* **TASK**: Take the entries below and print all of them exactly, please.

* **DATASET RECORDS**:
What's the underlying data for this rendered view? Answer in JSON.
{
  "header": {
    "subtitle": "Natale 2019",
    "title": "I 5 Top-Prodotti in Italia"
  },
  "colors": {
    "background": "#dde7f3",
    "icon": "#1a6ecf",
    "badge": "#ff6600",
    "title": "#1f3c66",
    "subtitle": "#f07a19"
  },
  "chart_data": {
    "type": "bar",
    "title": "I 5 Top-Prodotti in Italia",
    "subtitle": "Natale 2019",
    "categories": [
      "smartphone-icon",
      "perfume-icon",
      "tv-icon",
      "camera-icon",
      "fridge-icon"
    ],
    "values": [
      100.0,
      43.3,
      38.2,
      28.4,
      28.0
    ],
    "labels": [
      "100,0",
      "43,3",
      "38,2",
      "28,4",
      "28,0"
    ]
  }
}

* **ANSWER TO THIS EXERCISE**:
What's the underlying data for this rendered view? Answer in JSON.
{
  "header": {
    "subtitle": "Natale 2019",
    "title": "I 5 Top-Prodotti in Italia"
  },
  "colors": {
    "background": "#dde7f3",
    "icon": "#1a6ecf",
    "badge": "#ff6600",
    "title": "#1f3c66",
    "subtitle": "#f07a19"
  },
  "chart_data": {
    "type": "bar",
    "title": "I 5 Top-Prodotti in Italia",
    "subtitle": "Natale 2019",
    "categories": [
      "smartphone-icon",
      "perfume-icon",
      "tv-icon",
      "camera-icon",
      "fridge-icon"
    ],
    "values": [
      100.0,
      43.3,
      38.2,
      28.4,
      28.0
    ],
    "labels": [
      "100,0",
      "43,3",
      "38,2",
      "28,4",
      "28,0"
    ]
  }
}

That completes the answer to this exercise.